Task instructions: Return all of the entries word for word, but omit the pictures they contain.

□ □ □

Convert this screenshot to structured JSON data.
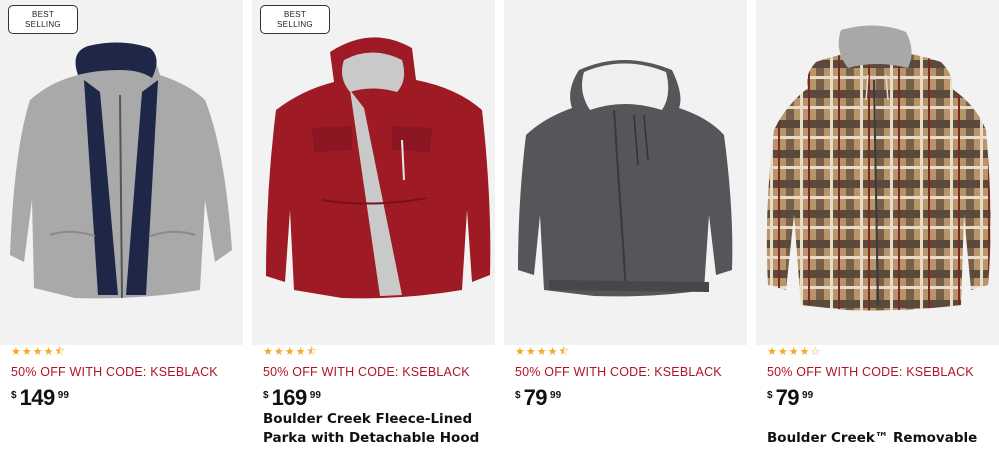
{
  "products": [
    {
      "badge_line1": "BEST",
      "badge_line2": "SELLING",
      "image_icon": "gray-softshell-jacket-icon",
      "stars": "★★★★⯪",
      "promo": "50% OFF WITH CODE: KSEBLACK",
      "currency": "$",
      "price_dollars": "149",
      "price_cents": "99",
      "title": ""
    },
    {
      "badge_line1": "BEST",
      "badge_line2": "SELLING",
      "image_icon": "red-parka-icon",
      "stars": "★★★★⯪",
      "promo": "50% OFF WITH CODE: KSEBLACK",
      "currency": "$",
      "price_dollars": "169",
      "price_cents": "99",
      "title": "Boulder Creek Fleece-Lined Parka with Detachable Hood and"
    },
    {
      "image_icon": "charcoal-sherpa-hoodie-icon",
      "stars": "★★★★⯪",
      "promo": "50% OFF WITH CODE: KSEBLACK",
      "currency": "$",
      "price_dollars": "79",
      "price_cents": "99",
      "title": ""
    },
    {
      "image_icon": "plaid-hooded-shirt-jacket-icon",
      "stars": "★★★★☆",
      "promo": "50% OFF WITH CODE: KSEBLACK",
      "currency": "$",
      "price_dollars": "79",
      "price_cents": "99",
      "title": "Boulder Creek™ Removable Hood"
    }
  ],
  "colors": {
    "promo": "#b0122a",
    "star": "#f5a623",
    "image_bg": "#f2f2f2"
  }
}
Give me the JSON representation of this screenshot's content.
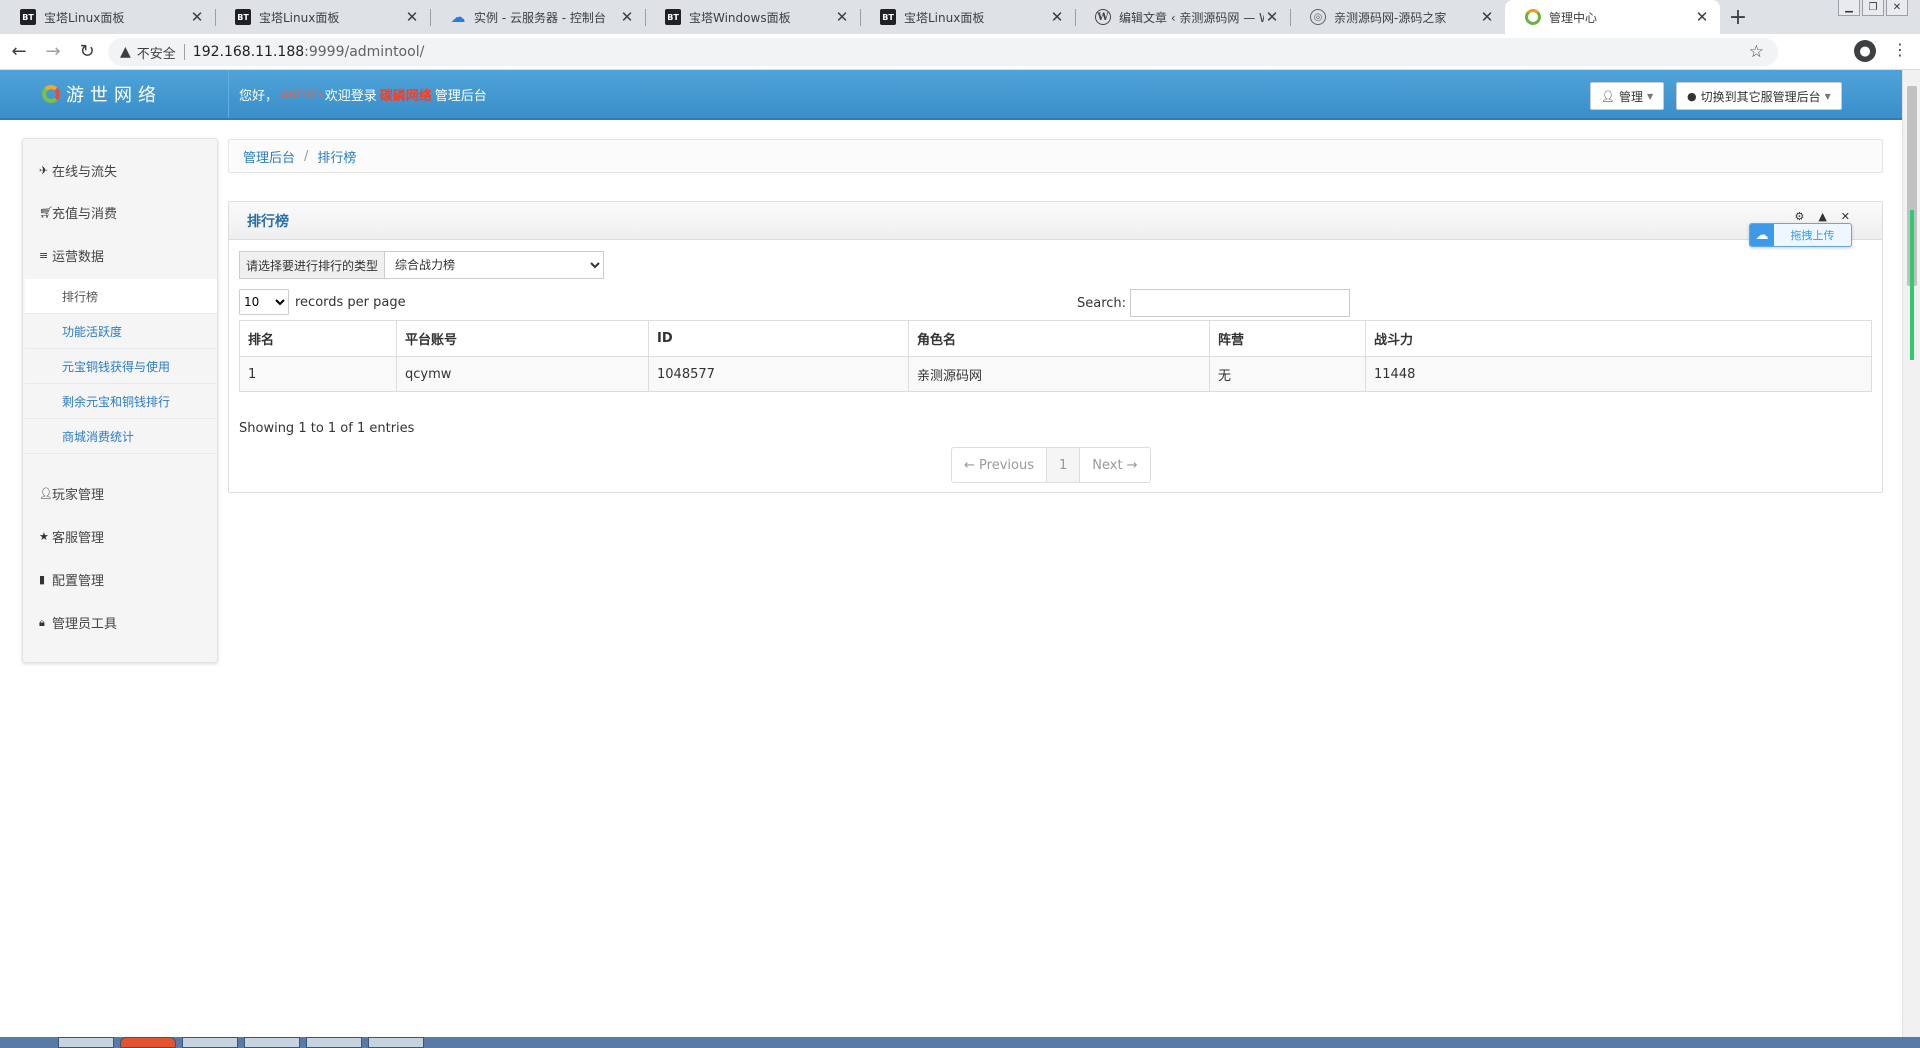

□ □ □

In response:
Convert this screenshot to structured JSON data.
{
  "products": [
    {
      "badge_line1": "BEST",
      "badge_line2": "SELLING",
      "image_icon": "gray-softshell-jacket-icon",
      "stars": "★★★★⯪",
      "promo": "50% OFF WITH CODE: KSEBLACK",
      "currency": "$",
      "price_dollars": "149",
      "price_cents": "99",
      "title": ""
    },
    {
      "badge_line1": "BEST",
      "badge_line2": "SELLING",
      "image_icon": "red-parka-icon",
      "stars": "★★★★⯪",
      "promo": "50% OFF WITH CODE: KSEBLACK",
      "currency": "$",
      "price_dollars": "169",
      "price_cents": "99",
      "title": "Boulder Creek Fleece-Lined Parka with Detachable Hood and"
    },
    {
      "image_icon": "charcoal-sherpa-hoodie-icon",
      "stars": "★★★★⯪",
      "promo": "50% OFF WITH CODE: KSEBLACK",
      "currency": "$",
      "price_dollars": "79",
      "price_cents": "99",
      "title": ""
    },
    {
      "image_icon": "plaid-hooded-shirt-jacket-icon",
      "stars": "★★★★☆",
      "promo": "50% OFF WITH CODE: KSEBLACK",
      "currency": "$",
      "price_dollars": "79",
      "price_cents": "99",
      "title": "Boulder Creek™ Removable Hood"
    }
  ],
  "colors": {
    "promo": "#b0122a",
    "star": "#f5a623",
    "image_bg": "#f2f2f2"
  }
}
Give me the JSON representation of this screenshot's content.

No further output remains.